##### Extracted material #####

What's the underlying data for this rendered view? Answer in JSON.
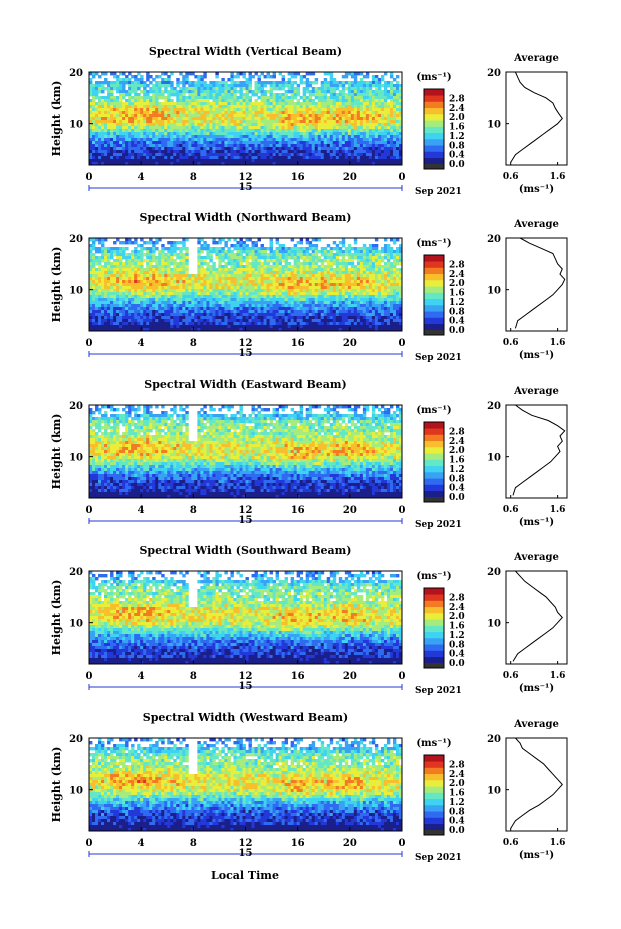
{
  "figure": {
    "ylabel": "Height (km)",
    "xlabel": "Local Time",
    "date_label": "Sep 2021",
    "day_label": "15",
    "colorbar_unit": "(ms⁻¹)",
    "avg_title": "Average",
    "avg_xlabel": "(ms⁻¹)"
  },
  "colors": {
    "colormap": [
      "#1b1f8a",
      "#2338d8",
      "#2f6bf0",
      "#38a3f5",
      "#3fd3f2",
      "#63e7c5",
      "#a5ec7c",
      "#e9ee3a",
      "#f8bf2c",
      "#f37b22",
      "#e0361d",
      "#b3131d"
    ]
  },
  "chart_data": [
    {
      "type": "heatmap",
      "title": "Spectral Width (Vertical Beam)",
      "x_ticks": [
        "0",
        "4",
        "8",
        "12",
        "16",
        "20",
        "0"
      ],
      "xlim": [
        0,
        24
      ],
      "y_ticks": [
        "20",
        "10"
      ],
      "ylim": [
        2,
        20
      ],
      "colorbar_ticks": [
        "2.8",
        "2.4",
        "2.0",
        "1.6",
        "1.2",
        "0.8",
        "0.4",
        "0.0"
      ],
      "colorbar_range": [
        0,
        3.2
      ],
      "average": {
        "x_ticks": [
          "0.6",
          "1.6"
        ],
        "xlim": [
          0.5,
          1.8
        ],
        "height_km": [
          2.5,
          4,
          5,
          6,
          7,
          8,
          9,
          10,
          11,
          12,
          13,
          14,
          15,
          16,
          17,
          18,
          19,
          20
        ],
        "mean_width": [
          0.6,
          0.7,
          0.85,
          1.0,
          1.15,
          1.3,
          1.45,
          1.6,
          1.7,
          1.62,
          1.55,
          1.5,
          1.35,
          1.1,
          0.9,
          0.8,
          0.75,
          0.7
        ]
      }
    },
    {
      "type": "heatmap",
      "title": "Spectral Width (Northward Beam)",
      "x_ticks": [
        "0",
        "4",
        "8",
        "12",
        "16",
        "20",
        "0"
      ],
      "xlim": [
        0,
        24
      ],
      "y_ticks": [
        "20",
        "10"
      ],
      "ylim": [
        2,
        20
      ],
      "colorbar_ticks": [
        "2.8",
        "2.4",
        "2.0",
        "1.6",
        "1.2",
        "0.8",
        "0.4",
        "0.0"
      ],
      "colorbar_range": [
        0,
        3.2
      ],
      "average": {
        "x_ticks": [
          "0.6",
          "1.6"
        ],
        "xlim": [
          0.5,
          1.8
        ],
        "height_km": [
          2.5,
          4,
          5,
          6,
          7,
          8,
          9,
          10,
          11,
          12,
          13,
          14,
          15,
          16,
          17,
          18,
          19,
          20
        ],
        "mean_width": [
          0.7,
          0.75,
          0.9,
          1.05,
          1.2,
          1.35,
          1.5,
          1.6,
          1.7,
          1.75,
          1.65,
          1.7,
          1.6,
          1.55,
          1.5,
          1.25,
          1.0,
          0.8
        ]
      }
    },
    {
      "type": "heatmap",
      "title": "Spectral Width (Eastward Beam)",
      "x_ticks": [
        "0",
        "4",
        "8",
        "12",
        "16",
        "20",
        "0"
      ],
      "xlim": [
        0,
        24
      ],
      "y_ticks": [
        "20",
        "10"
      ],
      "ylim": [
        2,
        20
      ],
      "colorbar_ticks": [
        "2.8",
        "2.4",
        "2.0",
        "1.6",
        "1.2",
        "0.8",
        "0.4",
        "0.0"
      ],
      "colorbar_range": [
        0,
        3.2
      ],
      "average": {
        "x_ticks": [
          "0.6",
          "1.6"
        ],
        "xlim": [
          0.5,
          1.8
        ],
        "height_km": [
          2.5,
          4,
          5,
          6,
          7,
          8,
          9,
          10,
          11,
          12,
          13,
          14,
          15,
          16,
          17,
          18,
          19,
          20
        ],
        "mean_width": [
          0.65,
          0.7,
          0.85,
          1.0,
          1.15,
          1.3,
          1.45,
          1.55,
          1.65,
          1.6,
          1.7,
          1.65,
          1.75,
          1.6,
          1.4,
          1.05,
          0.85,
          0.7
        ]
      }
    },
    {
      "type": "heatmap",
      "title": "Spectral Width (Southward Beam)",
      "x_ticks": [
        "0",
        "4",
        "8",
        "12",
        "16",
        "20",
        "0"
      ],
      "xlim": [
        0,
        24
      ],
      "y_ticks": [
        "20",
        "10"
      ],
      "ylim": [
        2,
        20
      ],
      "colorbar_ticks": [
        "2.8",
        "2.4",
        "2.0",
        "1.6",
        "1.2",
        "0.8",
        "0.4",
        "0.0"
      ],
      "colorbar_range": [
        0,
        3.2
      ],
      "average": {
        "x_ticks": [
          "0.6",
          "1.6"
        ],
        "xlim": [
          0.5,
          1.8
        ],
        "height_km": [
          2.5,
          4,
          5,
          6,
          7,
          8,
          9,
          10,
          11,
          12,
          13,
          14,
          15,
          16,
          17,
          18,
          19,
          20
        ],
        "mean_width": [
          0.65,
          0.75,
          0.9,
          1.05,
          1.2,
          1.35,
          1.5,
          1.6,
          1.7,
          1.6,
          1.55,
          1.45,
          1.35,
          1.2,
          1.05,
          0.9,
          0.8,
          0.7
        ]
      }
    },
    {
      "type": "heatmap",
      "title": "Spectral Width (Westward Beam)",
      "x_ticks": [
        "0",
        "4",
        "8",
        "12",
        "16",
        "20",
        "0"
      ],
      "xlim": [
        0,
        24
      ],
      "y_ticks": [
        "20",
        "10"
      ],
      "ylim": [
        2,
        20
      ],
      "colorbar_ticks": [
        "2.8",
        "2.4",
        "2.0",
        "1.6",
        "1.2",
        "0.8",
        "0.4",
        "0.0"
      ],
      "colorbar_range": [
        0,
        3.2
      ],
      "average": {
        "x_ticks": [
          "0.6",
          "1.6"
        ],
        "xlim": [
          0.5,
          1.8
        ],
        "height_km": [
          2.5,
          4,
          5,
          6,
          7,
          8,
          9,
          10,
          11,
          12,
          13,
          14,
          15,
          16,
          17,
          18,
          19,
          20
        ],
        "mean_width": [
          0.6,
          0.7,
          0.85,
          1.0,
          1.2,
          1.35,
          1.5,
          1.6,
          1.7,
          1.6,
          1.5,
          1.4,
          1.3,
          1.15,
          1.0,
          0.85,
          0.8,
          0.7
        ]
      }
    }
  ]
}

#####

__What the task asks__.
Your task is to transcribe all of the records precisely, with no images included.

__Written reply__.
What's the underlying data for this rendered view? Answer in JSON.
{
  "figure": {
    "ylabel": "Height (km)",
    "xlabel": "Local Time",
    "date_label": "Sep 2021",
    "day_label": "15",
    "colorbar_unit": "(ms⁻¹)",
    "avg_title": "Average",
    "avg_xlabel": "(ms⁻¹)"
  },
  "colors": {
    "colormap": [
      "#1b1f8a",
      "#2338d8",
      "#2f6bf0",
      "#38a3f5",
      "#3fd3f2",
      "#63e7c5",
      "#a5ec7c",
      "#e9ee3a",
      "#f8bf2c",
      "#f37b22",
      "#e0361d",
      "#b3131d"
    ]
  },
  "chart_data": [
    {
      "type": "heatmap",
      "title": "Spectral Width (Vertical Beam)",
      "x_ticks": [
        "0",
        "4",
        "8",
        "12",
        "16",
        "20",
        "0"
      ],
      "xlim": [
        0,
        24
      ],
      "y_ticks": [
        "20",
        "10"
      ],
      "ylim": [
        2,
        20
      ],
      "colorbar_ticks": [
        "2.8",
        "2.4",
        "2.0",
        "1.6",
        "1.2",
        "0.8",
        "0.4",
        "0.0"
      ],
      "colorbar_range": [
        0,
        3.2
      ],
      "average": {
        "x_ticks": [
          "0.6",
          "1.6"
        ],
        "xlim": [
          0.5,
          1.8
        ],
        "height_km": [
          2.5,
          4,
          5,
          6,
          7,
          8,
          9,
          10,
          11,
          12,
          13,
          14,
          15,
          16,
          17,
          18,
          19,
          20
        ],
        "mean_width": [
          0.6,
          0.7,
          0.85,
          1.0,
          1.15,
          1.3,
          1.45,
          1.6,
          1.7,
          1.62,
          1.55,
          1.5,
          1.35,
          1.1,
          0.9,
          0.8,
          0.75,
          0.7
        ]
      }
    },
    {
      "type": "heatmap",
      "title": "Spectral Width (Northward Beam)",
      "x_ticks": [
        "0",
        "4",
        "8",
        "12",
        "16",
        "20",
        "0"
      ],
      "xlim": [
        0,
        24
      ],
      "y_ticks": [
        "20",
        "10"
      ],
      "ylim": [
        2,
        20
      ],
      "colorbar_ticks": [
        "2.8",
        "2.4",
        "2.0",
        "1.6",
        "1.2",
        "0.8",
        "0.4",
        "0.0"
      ],
      "colorbar_range": [
        0,
        3.2
      ],
      "average": {
        "x_ticks": [
          "0.6",
          "1.6"
        ],
        "xlim": [
          0.5,
          1.8
        ],
        "height_km": [
          2.5,
          4,
          5,
          6,
          7,
          8,
          9,
          10,
          11,
          12,
          13,
          14,
          15,
          16,
          17,
          18,
          19,
          20
        ],
        "mean_width": [
          0.7,
          0.75,
          0.9,
          1.05,
          1.2,
          1.35,
          1.5,
          1.6,
          1.7,
          1.75,
          1.65,
          1.7,
          1.6,
          1.55,
          1.5,
          1.25,
          1.0,
          0.8
        ]
      }
    },
    {
      "type": "heatmap",
      "title": "Spectral Width (Eastward Beam)",
      "x_ticks": [
        "0",
        "4",
        "8",
        "12",
        "16",
        "20",
        "0"
      ],
      "xlim": [
        0,
        24
      ],
      "y_ticks": [
        "20",
        "10"
      ],
      "ylim": [
        2,
        20
      ],
      "colorbar_ticks": [
        "2.8",
        "2.4",
        "2.0",
        "1.6",
        "1.2",
        "0.8",
        "0.4",
        "0.0"
      ],
      "colorbar_range": [
        0,
        3.2
      ],
      "average": {
        "x_ticks": [
          "0.6",
          "1.6"
        ],
        "xlim": [
          0.5,
          1.8
        ],
        "height_km": [
          2.5,
          4,
          5,
          6,
          7,
          8,
          9,
          10,
          11,
          12,
          13,
          14,
          15,
          16,
          17,
          18,
          19,
          20
        ],
        "mean_width": [
          0.65,
          0.7,
          0.85,
          1.0,
          1.15,
          1.3,
          1.45,
          1.55,
          1.65,
          1.6,
          1.7,
          1.65,
          1.75,
          1.6,
          1.4,
          1.05,
          0.85,
          0.7
        ]
      }
    },
    {
      "type": "heatmap",
      "title": "Spectral Width (Southward Beam)",
      "x_ticks": [
        "0",
        "4",
        "8",
        "12",
        "16",
        "20",
        "0"
      ],
      "xlim": [
        0,
        24
      ],
      "y_ticks": [
        "20",
        "10"
      ],
      "ylim": [
        2,
        20
      ],
      "colorbar_ticks": [
        "2.8",
        "2.4",
        "2.0",
        "1.6",
        "1.2",
        "0.8",
        "0.4",
        "0.0"
      ],
      "colorbar_range": [
        0,
        3.2
      ],
      "average": {
        "x_ticks": [
          "0.6",
          "1.6"
        ],
        "xlim": [
          0.5,
          1.8
        ],
        "height_km": [
          2.5,
          4,
          5,
          6,
          7,
          8,
          9,
          10,
          11,
          12,
          13,
          14,
          15,
          16,
          17,
          18,
          19,
          20
        ],
        "mean_width": [
          0.65,
          0.75,
          0.9,
          1.05,
          1.2,
          1.35,
          1.5,
          1.6,
          1.7,
          1.6,
          1.55,
          1.45,
          1.35,
          1.2,
          1.05,
          0.9,
          0.8,
          0.7
        ]
      }
    },
    {
      "type": "heatmap",
      "title": "Spectral Width (Westward Beam)",
      "x_ticks": [
        "0",
        "4",
        "8",
        "12",
        "16",
        "20",
        "0"
      ],
      "xlim": [
        0,
        24
      ],
      "y_ticks": [
        "20",
        "10"
      ],
      "ylim": [
        2,
        20
      ],
      "colorbar_ticks": [
        "2.8",
        "2.4",
        "2.0",
        "1.6",
        "1.2",
        "0.8",
        "0.4",
        "0.0"
      ],
      "colorbar_range": [
        0,
        3.2
      ],
      "average": {
        "x_ticks": [
          "0.6",
          "1.6"
        ],
        "xlim": [
          0.5,
          1.8
        ],
        "height_km": [
          2.5,
          4,
          5,
          6,
          7,
          8,
          9,
          10,
          11,
          12,
          13,
          14,
          15,
          16,
          17,
          18,
          19,
          20
        ],
        "mean_width": [
          0.6,
          0.7,
          0.85,
          1.0,
          1.2,
          1.35,
          1.5,
          1.6,
          1.7,
          1.6,
          1.5,
          1.4,
          1.3,
          1.15,
          1.0,
          0.85,
          0.8,
          0.7
        ]
      }
    }
  ]
}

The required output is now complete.